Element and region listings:
(begin)

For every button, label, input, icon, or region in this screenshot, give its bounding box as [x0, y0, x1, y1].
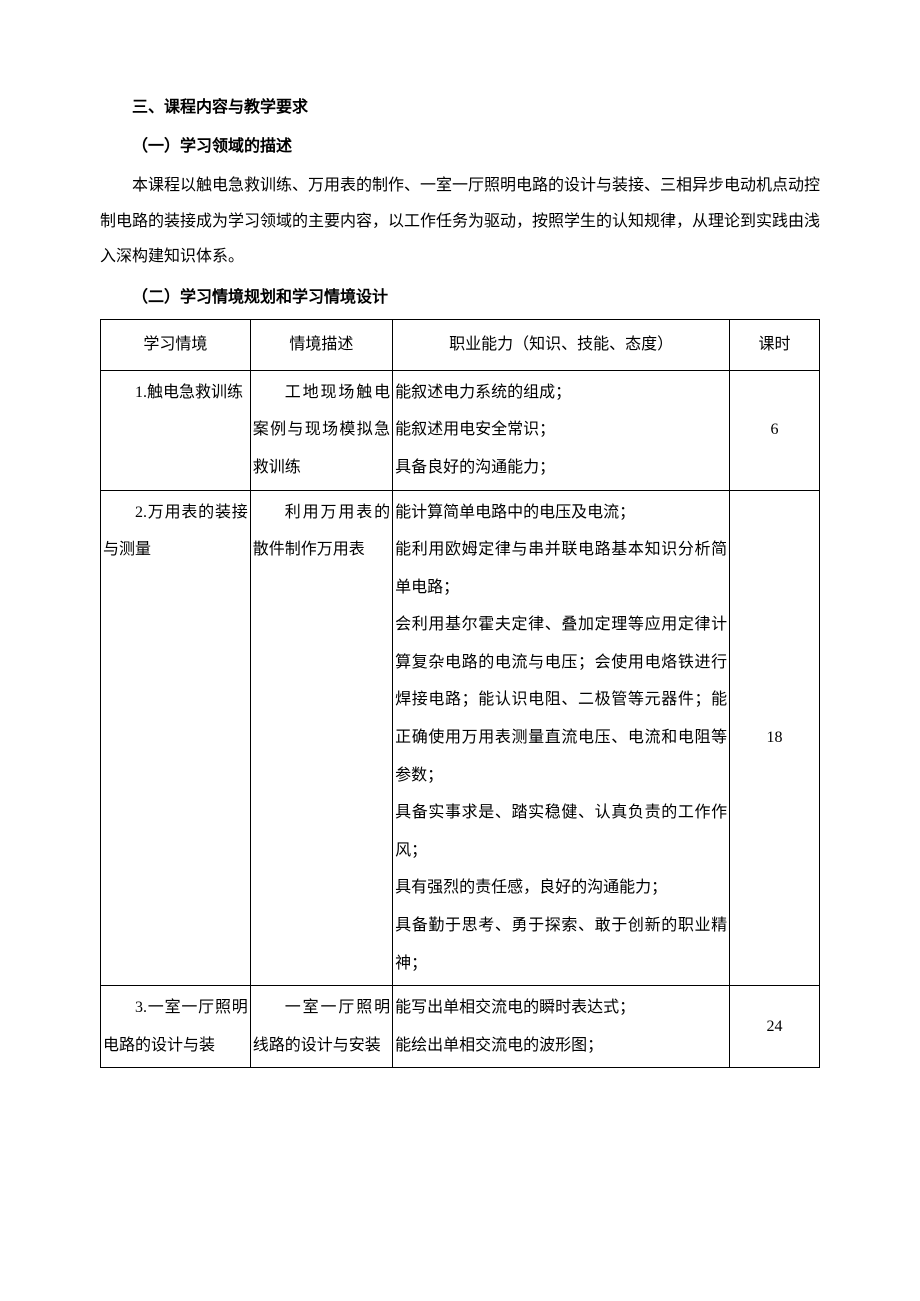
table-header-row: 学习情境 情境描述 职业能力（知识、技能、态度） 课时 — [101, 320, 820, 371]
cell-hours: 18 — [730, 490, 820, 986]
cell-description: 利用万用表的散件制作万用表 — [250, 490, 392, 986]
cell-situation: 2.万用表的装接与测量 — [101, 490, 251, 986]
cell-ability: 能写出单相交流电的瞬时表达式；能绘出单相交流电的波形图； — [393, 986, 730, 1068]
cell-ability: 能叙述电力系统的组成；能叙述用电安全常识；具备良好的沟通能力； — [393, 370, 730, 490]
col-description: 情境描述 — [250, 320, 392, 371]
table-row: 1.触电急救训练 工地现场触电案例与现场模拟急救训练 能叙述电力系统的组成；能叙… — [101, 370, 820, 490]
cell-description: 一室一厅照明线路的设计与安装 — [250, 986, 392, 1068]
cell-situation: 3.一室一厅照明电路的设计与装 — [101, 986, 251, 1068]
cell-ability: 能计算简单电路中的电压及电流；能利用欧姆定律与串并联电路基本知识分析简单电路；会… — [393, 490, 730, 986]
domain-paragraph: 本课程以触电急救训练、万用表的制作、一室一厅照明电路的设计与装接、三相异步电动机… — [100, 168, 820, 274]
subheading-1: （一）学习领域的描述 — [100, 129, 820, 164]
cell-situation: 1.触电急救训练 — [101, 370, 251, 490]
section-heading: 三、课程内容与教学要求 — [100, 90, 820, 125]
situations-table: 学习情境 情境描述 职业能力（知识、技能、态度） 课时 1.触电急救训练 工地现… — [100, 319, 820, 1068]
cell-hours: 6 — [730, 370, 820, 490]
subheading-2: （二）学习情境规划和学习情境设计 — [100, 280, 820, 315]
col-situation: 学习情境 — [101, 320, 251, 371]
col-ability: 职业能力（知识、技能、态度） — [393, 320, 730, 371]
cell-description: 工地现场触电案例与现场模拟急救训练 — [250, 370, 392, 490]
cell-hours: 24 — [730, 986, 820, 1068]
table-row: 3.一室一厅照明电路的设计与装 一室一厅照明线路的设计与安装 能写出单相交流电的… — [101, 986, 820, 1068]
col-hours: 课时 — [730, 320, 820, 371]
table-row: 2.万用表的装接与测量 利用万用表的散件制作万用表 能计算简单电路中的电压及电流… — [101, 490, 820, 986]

(end)

Exercise:
Reproduce the lines above verbatim, omitting the pictures.

Task answer:
For every button, label, input, icon, or region in this screenshot, give its bounding box as [x0, y0, x1, y1].
table-header-row: 学习情境 情境描述 职业能力（知识、技能、态度） 课时 — [101, 320, 820, 371]
cell-hours: 18 — [730, 490, 820, 986]
cell-description: 利用万用表的散件制作万用表 — [250, 490, 392, 986]
cell-situation: 2.万用表的装接与测量 — [101, 490, 251, 986]
cell-ability: 能写出单相交流电的瞬时表达式；能绘出单相交流电的波形图； — [393, 986, 730, 1068]
cell-ability: 能叙述电力系统的组成；能叙述用电安全常识；具备良好的沟通能力； — [393, 370, 730, 490]
col-description: 情境描述 — [250, 320, 392, 371]
table-row: 1.触电急救训练 工地现场触电案例与现场模拟急救训练 能叙述电力系统的组成；能叙… — [101, 370, 820, 490]
cell-description: 一室一厅照明线路的设计与安装 — [250, 986, 392, 1068]
cell-situation: 3.一室一厅照明电路的设计与装 — [101, 986, 251, 1068]
cell-ability: 能计算简单电路中的电压及电流；能利用欧姆定律与串并联电路基本知识分析简单电路；会… — [393, 490, 730, 986]
domain-paragraph: 本课程以触电急救训练、万用表的制作、一室一厅照明电路的设计与装接、三相异步电动机… — [100, 168, 820, 274]
subheading-1: （一）学习领域的描述 — [100, 129, 820, 164]
cell-situation: 1.触电急救训练 — [101, 370, 251, 490]
section-heading: 三、课程内容与教学要求 — [100, 90, 820, 125]
situations-table: 学习情境 情境描述 职业能力（知识、技能、态度） 课时 1.触电急救训练 工地现… — [100, 319, 820, 1068]
cell-hours: 6 — [730, 370, 820, 490]
subheading-2: （二）学习情境规划和学习情境设计 — [100, 280, 820, 315]
col-situation: 学习情境 — [101, 320, 251, 371]
col-ability: 职业能力（知识、技能、态度） — [393, 320, 730, 371]
cell-description: 工地现场触电案例与现场模拟急救训练 — [250, 370, 392, 490]
cell-hours: 24 — [730, 986, 820, 1068]
table-row: 3.一室一厅照明电路的设计与装 一室一厅照明线路的设计与安装 能写出单相交流电的… — [101, 986, 820, 1068]
col-hours: 课时 — [730, 320, 820, 371]
table-row: 2.万用表的装接与测量 利用万用表的散件制作万用表 能计算简单电路中的电压及电流… — [101, 490, 820, 986]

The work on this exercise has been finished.